- _Written instruction_: Will you transcribe all the entries word for word, skipping the pictures they hold?

[A run of records]
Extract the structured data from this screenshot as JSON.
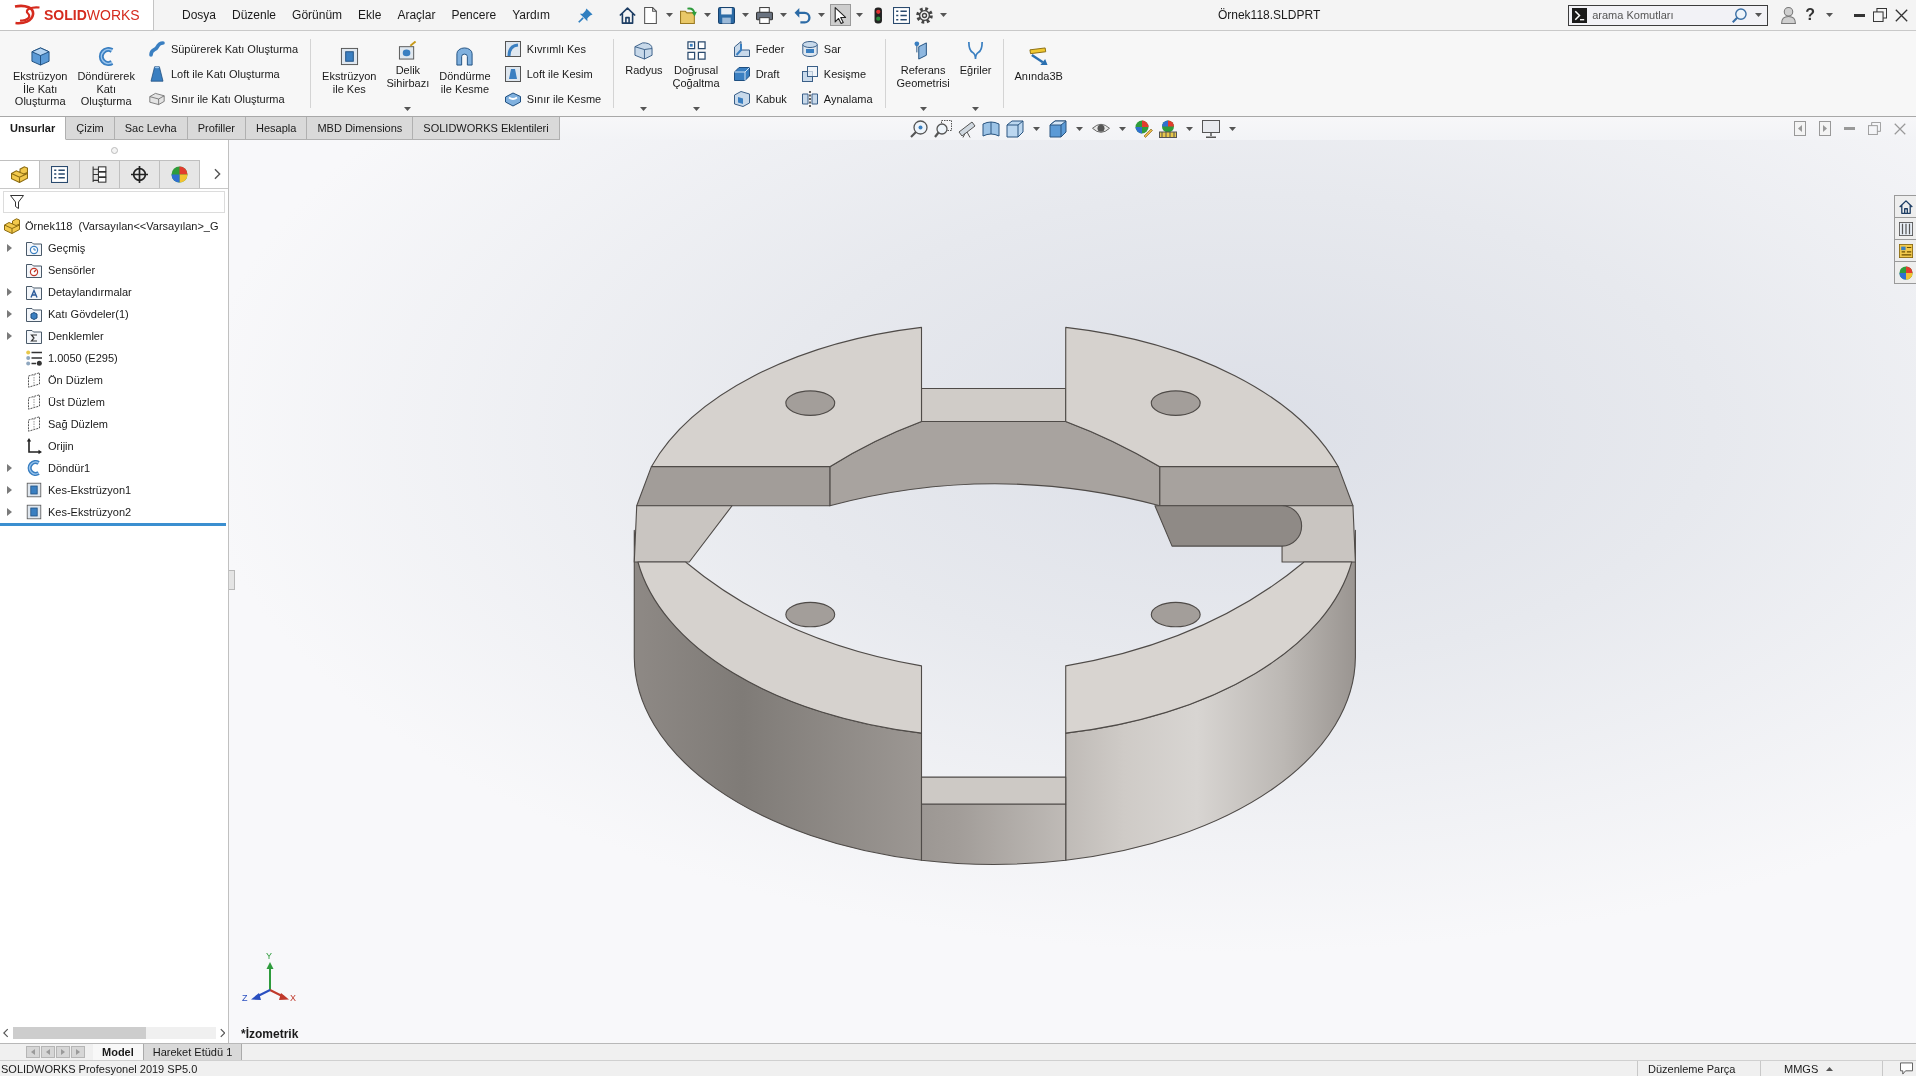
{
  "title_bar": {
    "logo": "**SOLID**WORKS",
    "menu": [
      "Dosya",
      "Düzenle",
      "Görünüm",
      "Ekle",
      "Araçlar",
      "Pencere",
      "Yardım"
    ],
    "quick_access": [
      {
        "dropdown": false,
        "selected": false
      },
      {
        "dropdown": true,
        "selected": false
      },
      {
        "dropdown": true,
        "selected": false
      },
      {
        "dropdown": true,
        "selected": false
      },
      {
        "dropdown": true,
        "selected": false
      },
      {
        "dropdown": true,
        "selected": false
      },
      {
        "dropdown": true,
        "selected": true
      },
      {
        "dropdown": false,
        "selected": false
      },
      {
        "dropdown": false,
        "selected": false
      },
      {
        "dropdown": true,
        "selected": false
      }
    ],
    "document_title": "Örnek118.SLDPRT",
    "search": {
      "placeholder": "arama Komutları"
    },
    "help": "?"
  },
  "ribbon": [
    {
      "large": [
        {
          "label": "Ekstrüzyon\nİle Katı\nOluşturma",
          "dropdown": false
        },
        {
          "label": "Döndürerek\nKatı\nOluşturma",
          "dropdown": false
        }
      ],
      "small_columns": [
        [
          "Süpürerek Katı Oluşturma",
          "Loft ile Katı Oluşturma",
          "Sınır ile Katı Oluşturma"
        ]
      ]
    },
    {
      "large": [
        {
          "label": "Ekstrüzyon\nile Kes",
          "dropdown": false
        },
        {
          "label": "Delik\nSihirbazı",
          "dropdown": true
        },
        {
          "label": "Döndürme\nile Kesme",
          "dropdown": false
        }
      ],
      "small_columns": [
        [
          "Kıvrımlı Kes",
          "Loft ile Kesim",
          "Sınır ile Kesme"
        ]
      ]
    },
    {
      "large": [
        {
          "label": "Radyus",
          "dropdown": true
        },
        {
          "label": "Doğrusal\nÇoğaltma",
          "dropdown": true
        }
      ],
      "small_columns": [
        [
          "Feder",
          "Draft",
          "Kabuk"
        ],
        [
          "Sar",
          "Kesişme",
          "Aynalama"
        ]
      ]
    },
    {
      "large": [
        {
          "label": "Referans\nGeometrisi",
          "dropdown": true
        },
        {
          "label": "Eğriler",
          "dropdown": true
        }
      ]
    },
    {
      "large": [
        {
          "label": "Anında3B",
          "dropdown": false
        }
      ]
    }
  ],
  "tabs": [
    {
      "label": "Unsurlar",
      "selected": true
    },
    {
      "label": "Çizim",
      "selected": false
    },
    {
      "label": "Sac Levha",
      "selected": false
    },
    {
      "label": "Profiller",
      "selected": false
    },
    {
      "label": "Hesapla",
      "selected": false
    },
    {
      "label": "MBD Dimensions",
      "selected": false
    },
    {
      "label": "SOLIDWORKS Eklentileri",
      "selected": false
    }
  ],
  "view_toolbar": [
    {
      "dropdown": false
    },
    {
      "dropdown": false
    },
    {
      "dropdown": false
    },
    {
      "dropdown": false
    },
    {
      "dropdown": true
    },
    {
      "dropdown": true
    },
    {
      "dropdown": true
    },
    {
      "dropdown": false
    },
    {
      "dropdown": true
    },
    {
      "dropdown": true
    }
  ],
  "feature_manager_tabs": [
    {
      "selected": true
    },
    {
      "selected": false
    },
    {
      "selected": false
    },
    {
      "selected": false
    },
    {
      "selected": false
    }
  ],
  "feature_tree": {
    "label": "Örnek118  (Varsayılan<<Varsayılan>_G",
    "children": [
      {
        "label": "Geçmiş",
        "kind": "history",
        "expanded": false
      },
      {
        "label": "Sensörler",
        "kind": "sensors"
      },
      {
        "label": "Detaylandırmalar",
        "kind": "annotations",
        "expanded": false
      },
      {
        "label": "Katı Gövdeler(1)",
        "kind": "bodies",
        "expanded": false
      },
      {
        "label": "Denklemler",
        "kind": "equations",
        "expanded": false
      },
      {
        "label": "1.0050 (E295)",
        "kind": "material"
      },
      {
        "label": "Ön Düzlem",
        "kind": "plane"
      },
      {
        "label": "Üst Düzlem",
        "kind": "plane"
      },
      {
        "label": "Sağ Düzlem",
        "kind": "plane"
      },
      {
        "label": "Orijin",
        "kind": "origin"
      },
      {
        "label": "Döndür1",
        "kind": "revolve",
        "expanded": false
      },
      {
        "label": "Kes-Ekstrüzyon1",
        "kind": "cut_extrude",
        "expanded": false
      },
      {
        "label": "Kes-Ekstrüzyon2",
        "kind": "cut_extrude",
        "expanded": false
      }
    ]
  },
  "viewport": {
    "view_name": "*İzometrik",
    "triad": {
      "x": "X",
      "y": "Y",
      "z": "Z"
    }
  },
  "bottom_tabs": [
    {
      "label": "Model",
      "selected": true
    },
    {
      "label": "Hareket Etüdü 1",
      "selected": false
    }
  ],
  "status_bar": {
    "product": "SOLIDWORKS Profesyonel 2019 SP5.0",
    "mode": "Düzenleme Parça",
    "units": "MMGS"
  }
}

- _Task result_:
Extract the structured data from this screenshot as JSON.
{
  "title_bar": {
    "logo": "**SOLID**WORKS",
    "menu": [
      "Dosya",
      "Düzenle",
      "Görünüm",
      "Ekle",
      "Araçlar",
      "Pencere",
      "Yardım"
    ],
    "quick_access": [
      {
        "dropdown": false,
        "selected": false
      },
      {
        "dropdown": true,
        "selected": false
      },
      {
        "dropdown": true,
        "selected": false
      },
      {
        "dropdown": true,
        "selected": false
      },
      {
        "dropdown": true,
        "selected": false
      },
      {
        "dropdown": true,
        "selected": false
      },
      {
        "dropdown": true,
        "selected": true
      },
      {
        "dropdown": false,
        "selected": false
      },
      {
        "dropdown": false,
        "selected": false
      },
      {
        "dropdown": true,
        "selected": false
      }
    ],
    "document_title": "Örnek118.SLDPRT",
    "search": {
      "placeholder": "arama Komutları"
    },
    "help": "?"
  },
  "ribbon": [
    {
      "large": [
        {
          "label": "Ekstrüzyon\nİle Katı\nOluşturma",
          "dropdown": false
        },
        {
          "label": "Döndürerek\nKatı\nOluşturma",
          "dropdown": false
        }
      ],
      "small_columns": [
        [
          "Süpürerek Katı Oluşturma",
          "Loft ile Katı Oluşturma",
          "Sınır ile Katı Oluşturma"
        ]
      ]
    },
    {
      "large": [
        {
          "label": "Ekstrüzyon\nile Kes",
          "dropdown": false
        },
        {
          "label": "Delik\nSihirbazı",
          "dropdown": true
        },
        {
          "label": "Döndürme\nile Kesme",
          "dropdown": false
        }
      ],
      "small_columns": [
        [
          "Kıvrımlı Kes",
          "Loft ile Kesim",
          "Sınır ile Kesme"
        ]
      ]
    },
    {
      "large": [
        {
          "label": "Radyus",
          "dropdown": true
        },
        {
          "label": "Doğrusal\nÇoğaltma",
          "dropdown": true
        }
      ],
      "small_columns": [
        [
          "Feder",
          "Draft",
          "Kabuk"
        ],
        [
          "Sar",
          "Kesişme",
          "Aynalama"
        ]
      ]
    },
    {
      "large": [
        {
          "label": "Referans\nGeometrisi",
          "dropdown": true
        },
        {
          "label": "Eğriler",
          "dropdown": true
        }
      ]
    },
    {
      "large": [
        {
          "label": "Anında3B",
          "dropdown": false
        }
      ]
    }
  ],
  "tabs": [
    {
      "label": "Unsurlar",
      "selected": true
    },
    {
      "label": "Çizim",
      "selected": false
    },
    {
      "label": "Sac Levha",
      "selected": false
    },
    {
      "label": "Profiller",
      "selected": false
    },
    {
      "label": "Hesapla",
      "selected": false
    },
    {
      "label": "MBD Dimensions",
      "selected": false
    },
    {
      "label": "SOLIDWORKS Eklentileri",
      "selected": false
    }
  ],
  "view_toolbar": [
    {
      "dropdown": false
    },
    {
      "dropdown": false
    },
    {
      "dropdown": false
    },
    {
      "dropdown": false
    },
    {
      "dropdown": true
    },
    {
      "dropdown": true
    },
    {
      "dropdown": true
    },
    {
      "dropdown": false
    },
    {
      "dropdown": true
    },
    {
      "dropdown": true
    }
  ],
  "feature_manager_tabs": [
    {
      "selected": true
    },
    {
      "selected": false
    },
    {
      "selected": false
    },
    {
      "selected": false
    },
    {
      "selected": false
    }
  ],
  "feature_tree": {
    "label": "Örnek118  (Varsayılan<<Varsayılan>_G",
    "children": [
      {
        "label": "Geçmiş",
        "kind": "history",
        "expanded": false
      },
      {
        "label": "Sensörler",
        "kind": "sensors"
      },
      {
        "label": "Detaylandırmalar",
        "kind": "annotations",
        "expanded": false
      },
      {
        "label": "Katı Gövdeler(1)",
        "kind": "bodies",
        "expanded": false
      },
      {
        "label": "Denklemler",
        "kind": "equations",
        "expanded": false
      },
      {
        "label": "1.0050 (E295)",
        "kind": "material"
      },
      {
        "label": "Ön Düzlem",
        "kind": "plane"
      },
      {
        "label": "Üst Düzlem",
        "kind": "plane"
      },
      {
        "label": "Sağ Düzlem",
        "kind": "plane"
      },
      {
        "label": "Orijin",
        "kind": "origin"
      },
      {
        "label": "Döndür1",
        "kind": "revolve",
        "expanded": false
      },
      {
        "label": "Kes-Ekstrüzyon1",
        "kind": "cut_extrude",
        "expanded": false
      },
      {
        "label": "Kes-Ekstrüzyon2",
        "kind": "cut_extrude",
        "expanded": false
      }
    ]
  },
  "viewport": {
    "view_name": "*İzometrik",
    "triad": {
      "x": "X",
      "y": "Y",
      "z": "Z"
    }
  },
  "bottom_tabs": [
    {
      "label": "Model",
      "selected": true
    },
    {
      "label": "Hareket Etüdü 1",
      "selected": false
    }
  ],
  "status_bar": {
    "product": "SOLIDWORKS Profesyonel 2019 SP5.0",
    "mode": "Düzenleme Parça",
    "units": "MMGS"
  }
}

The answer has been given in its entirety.